_Required task:_
From the listing, collect all lines containing the word "this".

_Available data:_
(begin)
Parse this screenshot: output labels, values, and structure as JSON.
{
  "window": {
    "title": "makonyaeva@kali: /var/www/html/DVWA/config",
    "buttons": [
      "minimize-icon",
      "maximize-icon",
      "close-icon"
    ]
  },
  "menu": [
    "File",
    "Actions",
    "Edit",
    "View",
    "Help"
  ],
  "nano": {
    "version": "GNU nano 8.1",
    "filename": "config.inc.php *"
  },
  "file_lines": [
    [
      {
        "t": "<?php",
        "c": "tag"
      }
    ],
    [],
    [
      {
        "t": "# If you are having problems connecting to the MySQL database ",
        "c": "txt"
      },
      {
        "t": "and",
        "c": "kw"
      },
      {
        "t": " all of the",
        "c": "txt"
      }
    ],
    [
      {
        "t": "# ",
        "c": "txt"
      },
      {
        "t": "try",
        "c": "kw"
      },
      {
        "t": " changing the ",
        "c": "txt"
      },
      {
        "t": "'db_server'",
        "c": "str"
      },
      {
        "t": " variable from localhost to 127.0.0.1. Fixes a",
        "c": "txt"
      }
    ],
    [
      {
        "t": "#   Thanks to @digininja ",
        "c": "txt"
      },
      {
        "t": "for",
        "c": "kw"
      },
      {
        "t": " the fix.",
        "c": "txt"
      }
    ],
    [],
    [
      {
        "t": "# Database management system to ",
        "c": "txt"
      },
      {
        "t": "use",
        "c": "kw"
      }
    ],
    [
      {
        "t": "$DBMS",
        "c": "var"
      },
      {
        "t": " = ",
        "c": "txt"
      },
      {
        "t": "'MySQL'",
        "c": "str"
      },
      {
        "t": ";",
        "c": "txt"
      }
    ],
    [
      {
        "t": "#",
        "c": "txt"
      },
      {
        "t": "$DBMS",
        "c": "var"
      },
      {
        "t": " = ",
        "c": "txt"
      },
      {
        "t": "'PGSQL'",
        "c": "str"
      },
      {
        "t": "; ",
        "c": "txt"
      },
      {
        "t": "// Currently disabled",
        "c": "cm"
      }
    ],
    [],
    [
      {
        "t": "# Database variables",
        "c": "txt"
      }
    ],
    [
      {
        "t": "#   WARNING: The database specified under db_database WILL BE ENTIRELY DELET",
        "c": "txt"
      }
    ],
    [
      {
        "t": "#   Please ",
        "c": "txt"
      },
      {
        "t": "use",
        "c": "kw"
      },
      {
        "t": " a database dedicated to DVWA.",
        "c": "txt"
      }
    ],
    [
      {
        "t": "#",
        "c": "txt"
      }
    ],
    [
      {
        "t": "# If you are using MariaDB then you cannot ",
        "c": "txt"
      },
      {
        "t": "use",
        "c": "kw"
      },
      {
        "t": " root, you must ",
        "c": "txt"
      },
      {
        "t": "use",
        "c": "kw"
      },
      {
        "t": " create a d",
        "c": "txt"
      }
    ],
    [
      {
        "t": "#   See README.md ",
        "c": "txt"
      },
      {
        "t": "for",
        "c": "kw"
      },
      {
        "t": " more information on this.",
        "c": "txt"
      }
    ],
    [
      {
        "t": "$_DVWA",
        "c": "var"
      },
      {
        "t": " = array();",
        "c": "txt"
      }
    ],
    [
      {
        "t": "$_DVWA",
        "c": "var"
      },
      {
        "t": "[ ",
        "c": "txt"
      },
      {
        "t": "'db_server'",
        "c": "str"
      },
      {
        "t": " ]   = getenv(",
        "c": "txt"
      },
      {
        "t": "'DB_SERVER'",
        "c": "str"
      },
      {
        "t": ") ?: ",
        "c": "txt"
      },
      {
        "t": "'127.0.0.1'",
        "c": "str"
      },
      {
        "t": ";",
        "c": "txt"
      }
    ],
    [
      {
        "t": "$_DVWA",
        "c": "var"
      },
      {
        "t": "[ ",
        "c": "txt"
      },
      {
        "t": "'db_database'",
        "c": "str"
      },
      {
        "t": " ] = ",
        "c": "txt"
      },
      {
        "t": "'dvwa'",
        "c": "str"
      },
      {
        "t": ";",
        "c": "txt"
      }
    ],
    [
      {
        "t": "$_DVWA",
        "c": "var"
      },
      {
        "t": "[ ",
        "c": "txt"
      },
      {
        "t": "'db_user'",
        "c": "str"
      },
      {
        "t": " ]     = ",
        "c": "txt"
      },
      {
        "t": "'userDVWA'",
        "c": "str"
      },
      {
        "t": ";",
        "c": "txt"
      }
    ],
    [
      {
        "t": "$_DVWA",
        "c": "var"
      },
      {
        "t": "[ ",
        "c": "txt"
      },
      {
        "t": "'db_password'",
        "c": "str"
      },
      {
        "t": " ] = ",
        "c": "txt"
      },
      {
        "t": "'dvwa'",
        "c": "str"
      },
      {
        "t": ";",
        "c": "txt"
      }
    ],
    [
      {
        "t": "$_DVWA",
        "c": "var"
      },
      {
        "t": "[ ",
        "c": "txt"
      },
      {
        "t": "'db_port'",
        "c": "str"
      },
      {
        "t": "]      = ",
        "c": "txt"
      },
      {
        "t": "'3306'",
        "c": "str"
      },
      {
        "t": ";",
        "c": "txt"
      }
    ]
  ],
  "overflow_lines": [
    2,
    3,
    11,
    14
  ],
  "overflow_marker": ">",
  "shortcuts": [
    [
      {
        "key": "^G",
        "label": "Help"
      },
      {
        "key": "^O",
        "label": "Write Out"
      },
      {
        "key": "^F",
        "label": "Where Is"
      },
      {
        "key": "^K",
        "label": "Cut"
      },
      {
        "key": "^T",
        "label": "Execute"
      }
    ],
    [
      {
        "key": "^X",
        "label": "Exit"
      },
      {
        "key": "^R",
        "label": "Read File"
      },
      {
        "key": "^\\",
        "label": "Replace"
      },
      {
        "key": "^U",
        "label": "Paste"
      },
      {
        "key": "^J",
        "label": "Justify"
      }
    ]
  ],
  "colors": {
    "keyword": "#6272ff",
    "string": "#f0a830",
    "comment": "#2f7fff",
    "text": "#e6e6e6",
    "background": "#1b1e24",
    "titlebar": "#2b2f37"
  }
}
(end)
_Answer to the task:_
Parse this screenshot: output labels, values, and structure as JSON.
        "t": " more information on this.",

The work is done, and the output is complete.